### [What is required]
Restate the data below word for word. Skip any images it contains.

### [Dataset rows]

******

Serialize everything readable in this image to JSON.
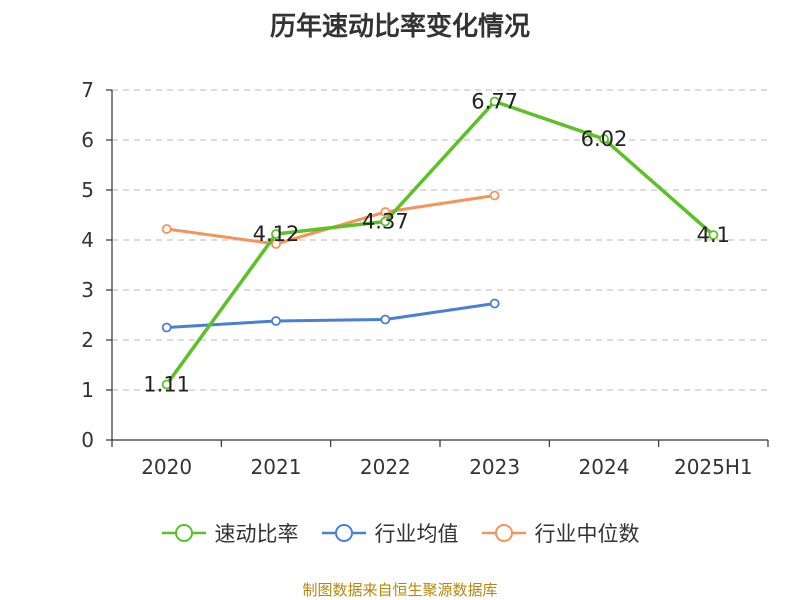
{
  "chart_data": {
    "type": "line",
    "title": "历年速动比率变化情况",
    "categories": [
      "2020",
      "2021",
      "2022",
      "2023",
      "2024",
      "2025H1"
    ],
    "ylim": [
      0,
      7
    ],
    "yticks": [
      "0",
      "1",
      "2",
      "3",
      "4",
      "5",
      "6",
      "7"
    ],
    "grid": true,
    "legend_position": "bottom",
    "series": [
      {
        "name": "速动比率",
        "color": "#5bc127",
        "values": [
          1.11,
          4.12,
          4.37,
          6.77,
          6.02,
          4.1
        ],
        "labels": [
          "1.11",
          "4.12",
          "4.37",
          "6.77",
          "6.02",
          "4.1"
        ]
      },
      {
        "name": "行业均值",
        "color": "#4a7fd9",
        "values": [
          2.25,
          2.38,
          2.41,
          2.73,
          null,
          null
        ]
      },
      {
        "name": "行业中位数",
        "color": "#f4935a",
        "values": [
          4.22,
          3.92,
          4.56,
          4.89,
          null,
          null
        ]
      }
    ]
  },
  "source_text": "制图数据来自恒生聚源数据库"
}
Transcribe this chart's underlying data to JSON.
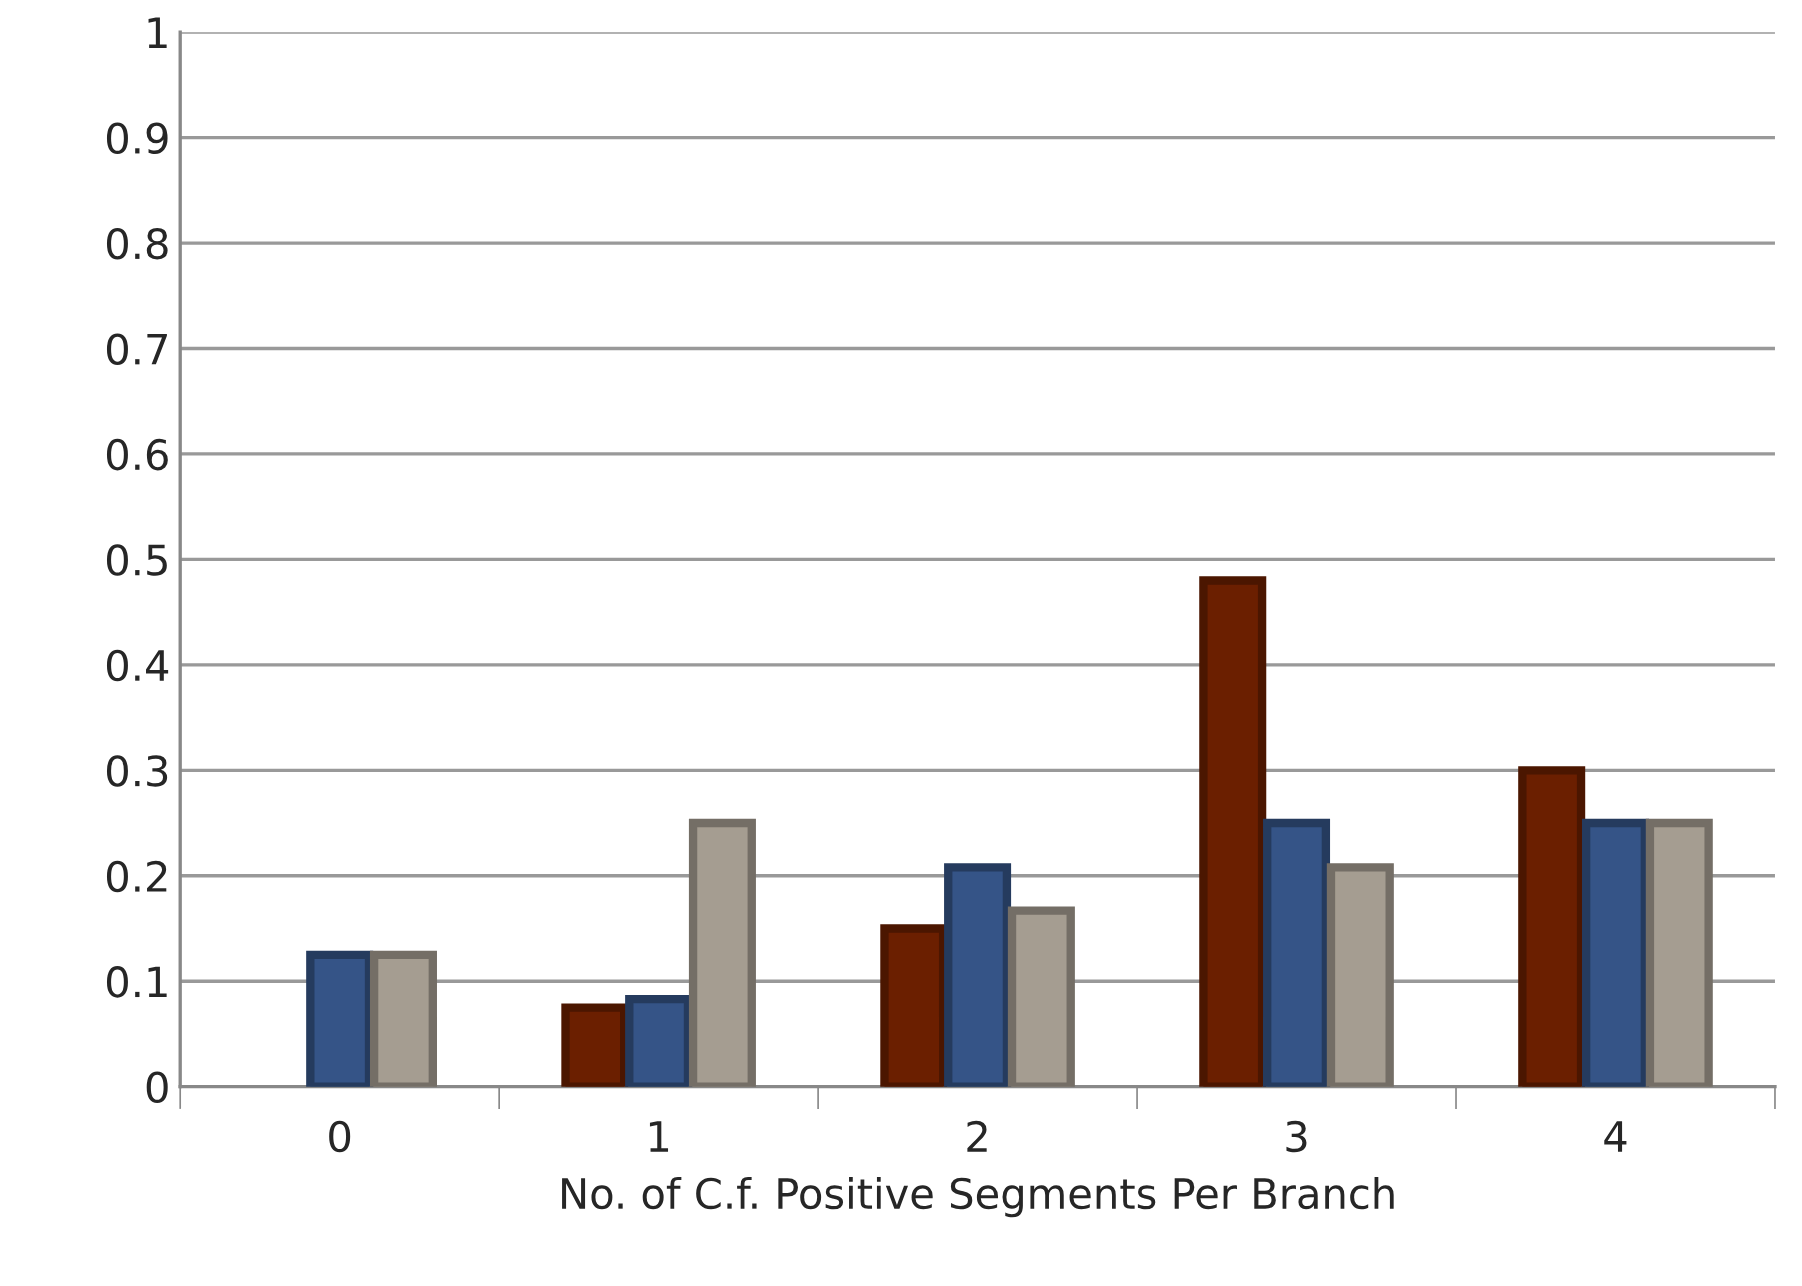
{
  "chart_data": {
    "type": "bar",
    "xlabel": "No. of C.f. Positive Segments Per Branch",
    "categories": [
      "0",
      "1",
      "2",
      "3",
      "4"
    ],
    "series": [
      {
        "color": "#6b1f00",
        "values": [
          null,
          0.075,
          0.15,
          0.48,
          0.3
        ]
      },
      {
        "color": "#355487",
        "values": [
          0.125,
          0.083,
          0.208,
          0.25,
          0.25
        ]
      },
      {
        "color": "#a59d91",
        "values": [
          0.125,
          0.25,
          0.167,
          0.208,
          0.25
        ]
      }
    ],
    "ylim": [
      0,
      1
    ],
    "yticks": [
      0,
      0.1,
      0.2,
      0.3,
      0.4,
      0.5,
      0.6,
      0.7,
      0.8,
      0.9,
      1
    ],
    "grid": "y",
    "legend": false
  }
}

******

### [Complete answer]
Serialize everything readable in this image to JSON.
{
  "chart_data": {
    "type": "line",
    "title": "历年速动比率变化情况",
    "categories": [
      "2020",
      "2021",
      "2022",
      "2023",
      "2024",
      "2025H1"
    ],
    "ylim": [
      0,
      7
    ],
    "yticks": [
      "0",
      "1",
      "2",
      "3",
      "4",
      "5",
      "6",
      "7"
    ],
    "grid": true,
    "legend_position": "bottom",
    "series": [
      {
        "name": "速动比率",
        "color": "#5bc127",
        "values": [
          1.11,
          4.12,
          4.37,
          6.77,
          6.02,
          4.1
        ],
        "labels": [
          "1.11",
          "4.12",
          "4.37",
          "6.77",
          "6.02",
          "4.1"
        ]
      },
      {
        "name": "行业均值",
        "color": "#4a7fd9",
        "values": [
          2.25,
          2.38,
          2.41,
          2.73,
          null,
          null
        ]
      },
      {
        "name": "行业中位数",
        "color": "#f4935a",
        "values": [
          4.22,
          3.92,
          4.56,
          4.89,
          null,
          null
        ]
      }
    ]
  },
  "source_text": "制图数据来自恒生聚源数据库"
}
Transcribe this chart's underlying data to JSON.
{
  "chart_data": {
    "type": "bar",
    "xlabel": "No. of C.f. Positive Segments Per Branch",
    "categories": [
      "0",
      "1",
      "2",
      "3",
      "4"
    ],
    "series": [
      {
        "color": "#6b1f00",
        "values": [
          null,
          0.075,
          0.15,
          0.48,
          0.3
        ]
      },
      {
        "color": "#355487",
        "values": [
          0.125,
          0.083,
          0.208,
          0.25,
          0.25
        ]
      },
      {
        "color": "#a59d91",
        "values": [
          0.125,
          0.25,
          0.167,
          0.208,
          0.25
        ]
      }
    ],
    "ylim": [
      0,
      1
    ],
    "yticks": [
      0,
      0.1,
      0.2,
      0.3,
      0.4,
      0.5,
      0.6,
      0.7,
      0.8,
      0.9,
      1
    ],
    "grid": "y",
    "legend": false
  }
}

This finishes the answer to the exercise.